DATA SUPPLIED -
↓
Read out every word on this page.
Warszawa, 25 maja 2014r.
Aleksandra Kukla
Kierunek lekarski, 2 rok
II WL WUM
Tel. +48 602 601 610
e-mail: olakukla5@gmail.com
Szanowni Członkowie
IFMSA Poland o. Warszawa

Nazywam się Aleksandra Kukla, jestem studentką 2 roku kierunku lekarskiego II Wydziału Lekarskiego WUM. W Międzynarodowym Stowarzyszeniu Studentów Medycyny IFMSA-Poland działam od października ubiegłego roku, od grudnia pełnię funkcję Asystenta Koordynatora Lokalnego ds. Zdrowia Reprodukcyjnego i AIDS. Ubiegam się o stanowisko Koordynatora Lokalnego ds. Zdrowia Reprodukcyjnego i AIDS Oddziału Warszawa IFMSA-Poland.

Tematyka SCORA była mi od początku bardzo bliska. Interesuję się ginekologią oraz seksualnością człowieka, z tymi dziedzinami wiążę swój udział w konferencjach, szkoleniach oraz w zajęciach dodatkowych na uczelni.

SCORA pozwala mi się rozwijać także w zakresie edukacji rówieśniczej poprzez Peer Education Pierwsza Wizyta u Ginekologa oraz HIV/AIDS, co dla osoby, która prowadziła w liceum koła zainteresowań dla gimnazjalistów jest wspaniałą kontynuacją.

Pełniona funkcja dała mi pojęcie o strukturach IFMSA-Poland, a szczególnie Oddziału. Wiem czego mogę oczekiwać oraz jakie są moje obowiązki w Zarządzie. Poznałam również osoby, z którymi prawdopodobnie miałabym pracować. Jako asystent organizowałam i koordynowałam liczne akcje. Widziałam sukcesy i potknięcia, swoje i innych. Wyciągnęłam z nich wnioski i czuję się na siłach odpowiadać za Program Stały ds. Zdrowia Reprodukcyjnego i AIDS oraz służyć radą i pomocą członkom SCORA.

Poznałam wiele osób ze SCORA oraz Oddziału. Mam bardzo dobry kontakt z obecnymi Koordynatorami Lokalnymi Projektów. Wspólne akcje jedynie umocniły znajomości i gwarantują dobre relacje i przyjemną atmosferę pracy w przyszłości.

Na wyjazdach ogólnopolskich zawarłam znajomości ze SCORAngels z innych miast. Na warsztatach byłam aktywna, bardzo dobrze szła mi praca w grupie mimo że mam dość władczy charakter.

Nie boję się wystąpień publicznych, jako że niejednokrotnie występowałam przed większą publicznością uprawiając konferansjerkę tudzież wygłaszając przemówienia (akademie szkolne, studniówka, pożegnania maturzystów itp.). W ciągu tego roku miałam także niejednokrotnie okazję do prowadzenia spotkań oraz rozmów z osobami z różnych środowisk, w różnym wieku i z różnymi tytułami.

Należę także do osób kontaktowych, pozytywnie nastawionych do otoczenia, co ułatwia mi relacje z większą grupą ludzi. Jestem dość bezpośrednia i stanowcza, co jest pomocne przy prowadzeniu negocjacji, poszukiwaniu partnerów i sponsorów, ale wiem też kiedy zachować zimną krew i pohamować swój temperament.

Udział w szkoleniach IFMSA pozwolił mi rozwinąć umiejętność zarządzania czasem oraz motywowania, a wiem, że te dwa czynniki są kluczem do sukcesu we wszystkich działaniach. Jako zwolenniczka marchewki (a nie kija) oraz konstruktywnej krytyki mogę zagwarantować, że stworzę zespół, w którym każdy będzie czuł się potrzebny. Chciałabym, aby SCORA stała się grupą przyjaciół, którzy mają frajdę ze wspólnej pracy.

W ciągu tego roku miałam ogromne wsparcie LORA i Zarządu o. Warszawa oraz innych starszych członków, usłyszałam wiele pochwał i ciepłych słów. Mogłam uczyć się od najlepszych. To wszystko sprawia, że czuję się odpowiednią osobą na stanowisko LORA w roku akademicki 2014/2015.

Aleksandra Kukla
↑
WORK INSTRUCTIONS - Extract the listing in its entirety, matching it exactly.

ANSWER TO THE EXERCISE -
Read out every word on this page.
Warszawa, 25 maja 2014r.
Aleksandra Kukla
Kierunek lekarski, 2 rok
II WL WUM
Tel. +48 602 601 610
e-mail: olakukla5@gmail.com
Szanowni Członkowie
IFMSA Poland o. Warszawa

Nazywam się Aleksandra Kukla, jestem studentką 2 roku kierunku lekarskiego II Wydziału Lekarskiego WUM. W Międzynarodowym Stowarzyszeniu Studentów Medycyny IFMSA-Poland działam od października ubiegłego roku, od grudnia pełnię funkcję Asystenta Koordynatora Lokalnego ds. Zdrowia Reprodukcyjnego i AIDS. Ubiegam się o stanowisko Koordynatora Lokalnego ds. Zdrowia Reprodukcyjnego i AIDS Oddziału Warszawa IFMSA-Poland.

Tematyka SCORA była mi od początku bardzo bliska. Interesuję się ginekologią oraz seksualnością człowieka, z tymi dziedzinami wiążę swój udział w konferencjach, szkoleniach oraz w zajęciach dodatkowych na uczelni.

SCORA pozwala mi się rozwijać także w zakresie edukacji rówieśniczej poprzez Peer Education Pierwsza Wizyta u Ginekologa oraz HIV/AIDS, co dla osoby, która prowadziła w liceum koła zainteresowań dla gimnazjalistów jest wspaniałą kontynuacją.

Pełniona funkcja dała mi pojęcie o strukturach IFMSA-Poland, a szczególnie Oddziału. Wiem czego mogę oczekiwać oraz jakie są moje obowiązki w Zarządzie. Poznałam również osoby, z którymi prawdopodobnie miałabym pracować. Jako asystent organizowałam i koordynowałam liczne akcje. Widziałam sukcesy i potknięcia, swoje i innych. Wyciągnęłam z nich wnioski i czuję się na siłach odpowiadać za Program Stały ds. Zdrowia Reprodukcyjnego i AIDS oraz służyć radą i pomocą członkom SCORA.

Poznałam wiele osób ze SCORA oraz Oddziału. Mam bardzo dobry kontakt z obecnymi Koordynatorami Lokalnymi Projektów. Wspólne akcje jedynie umocniły znajomości i gwarantują dobre relacje i przyjemną atmosferę pracy w przyszłości.

Na wyjazdach ogólnopolskich zawarłam znajomości ze SCORAngels z innych miast. Na warsztatach byłam aktywna, bardzo dobrze szła mi praca w grupie mimo że mam dość władczy charakter.

Nie boję się wystąpień publicznych, jako że niejednokrotnie występowałam przed większą publicznością uprawiając konferansjerkę tudzież wygłaszając przemówienia (akademie szkolne, studniówka, pożegnania maturzystów itp.). W ciągu tego roku miałam także niejednokrotnie okazję do prowadzenia spotkań oraz rozmów z osobami z różnych środowisk, w różnym wieku i z różnymi tytułami.

Należę także do osób kontaktowych, pozytywnie nastawionych do otoczenia, co ułatwia mi relacje z większą grupą ludzi. Jestem dość bezpośrednia i stanowcza, co jest pomocne przy prowadzeniu negocjacji, poszukiwaniu partnerów i sponsorów, ale wiem też kiedy zachować zimną krew i pohamować swój temperament.

Udział w szkoleniach IFMSA pozwolił mi rozwinąć umiejętność zarządzania czasem oraz motywowania, a wiem, że te dwa czynniki są kluczem do sukcesu we wszystkich działaniach. Jako zwolenniczka marchewki (a nie kija) oraz konstruktywnej krytyki mogę zagwarantować, że stworzę zespół, w którym każdy będzie czuł się potrzebny. Chciałabym, aby SCORA stała się grupą przyjaciół, którzy mają frajdę ze wspólnej pracy.

W ciągu tego roku miałam ogromne wsparcie LORA i Zarządu o. Warszawa oraz innych starszych członków, usłyszałam wiele pochwał i ciepłych słów. Mogłam uczyć się od najlepszych. To wszystko sprawia, że czuję się odpowiednią osobą na stanowisko LORA w roku akademicki 2014/2015.

Aleksandra Kukla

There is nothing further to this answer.